• TASK OBJECTIVE
Copy every line of the following data that includes the string "rules".
-- START OF TASK INPUTS --
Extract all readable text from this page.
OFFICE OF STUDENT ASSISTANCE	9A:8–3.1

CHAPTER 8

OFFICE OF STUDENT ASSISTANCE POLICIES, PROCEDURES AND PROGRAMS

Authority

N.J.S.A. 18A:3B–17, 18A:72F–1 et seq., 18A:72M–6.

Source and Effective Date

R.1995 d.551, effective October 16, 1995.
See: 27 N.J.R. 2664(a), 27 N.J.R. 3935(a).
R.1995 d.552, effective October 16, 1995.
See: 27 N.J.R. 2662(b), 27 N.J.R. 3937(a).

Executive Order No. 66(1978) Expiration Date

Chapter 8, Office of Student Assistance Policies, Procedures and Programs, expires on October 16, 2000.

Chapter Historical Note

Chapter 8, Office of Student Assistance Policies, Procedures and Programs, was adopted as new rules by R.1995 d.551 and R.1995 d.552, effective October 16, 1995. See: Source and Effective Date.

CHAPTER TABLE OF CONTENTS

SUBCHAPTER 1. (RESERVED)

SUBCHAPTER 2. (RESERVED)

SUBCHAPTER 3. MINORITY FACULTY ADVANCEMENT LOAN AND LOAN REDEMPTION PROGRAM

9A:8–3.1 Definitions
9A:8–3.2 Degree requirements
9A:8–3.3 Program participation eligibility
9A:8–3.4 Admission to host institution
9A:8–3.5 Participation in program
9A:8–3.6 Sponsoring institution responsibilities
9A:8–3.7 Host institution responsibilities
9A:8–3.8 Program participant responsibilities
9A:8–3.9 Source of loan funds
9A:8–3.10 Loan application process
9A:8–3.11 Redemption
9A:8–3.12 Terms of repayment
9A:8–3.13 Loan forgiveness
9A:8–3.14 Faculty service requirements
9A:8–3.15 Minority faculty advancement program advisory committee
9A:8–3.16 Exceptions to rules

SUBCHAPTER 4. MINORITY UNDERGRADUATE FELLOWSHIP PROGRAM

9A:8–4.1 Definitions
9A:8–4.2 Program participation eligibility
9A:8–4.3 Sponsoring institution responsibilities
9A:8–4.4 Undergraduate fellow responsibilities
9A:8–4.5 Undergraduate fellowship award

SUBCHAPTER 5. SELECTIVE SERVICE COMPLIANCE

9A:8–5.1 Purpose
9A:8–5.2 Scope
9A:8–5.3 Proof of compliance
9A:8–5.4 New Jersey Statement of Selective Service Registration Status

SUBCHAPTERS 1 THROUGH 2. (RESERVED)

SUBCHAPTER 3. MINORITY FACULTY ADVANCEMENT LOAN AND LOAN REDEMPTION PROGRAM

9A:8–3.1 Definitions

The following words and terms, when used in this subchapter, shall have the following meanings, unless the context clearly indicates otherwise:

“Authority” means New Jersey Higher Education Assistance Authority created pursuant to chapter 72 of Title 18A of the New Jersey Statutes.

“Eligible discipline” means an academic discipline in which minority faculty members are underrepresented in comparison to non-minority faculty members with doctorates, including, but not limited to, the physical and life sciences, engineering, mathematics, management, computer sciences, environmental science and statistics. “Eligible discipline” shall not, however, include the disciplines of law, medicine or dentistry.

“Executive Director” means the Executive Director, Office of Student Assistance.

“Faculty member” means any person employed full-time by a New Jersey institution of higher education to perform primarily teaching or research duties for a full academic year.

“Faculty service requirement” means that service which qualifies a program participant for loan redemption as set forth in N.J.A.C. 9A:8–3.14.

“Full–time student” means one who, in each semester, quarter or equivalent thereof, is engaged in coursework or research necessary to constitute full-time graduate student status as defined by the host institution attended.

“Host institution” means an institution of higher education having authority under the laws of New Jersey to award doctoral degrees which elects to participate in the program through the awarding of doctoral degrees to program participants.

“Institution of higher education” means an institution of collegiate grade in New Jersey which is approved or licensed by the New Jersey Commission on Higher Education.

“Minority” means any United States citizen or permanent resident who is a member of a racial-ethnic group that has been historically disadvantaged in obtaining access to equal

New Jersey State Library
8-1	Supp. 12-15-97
-- END OF TASK INPUTS --
• SOLUTION
Chapter 8, Office of Student Assistance Policies, Procedures and Programs, was adopted as new rules by R.1995 d.551 and R.1995 d.552, effective October 16, 1995. See: Source and Effective Date.
9A:8–3.16 Exceptions to rules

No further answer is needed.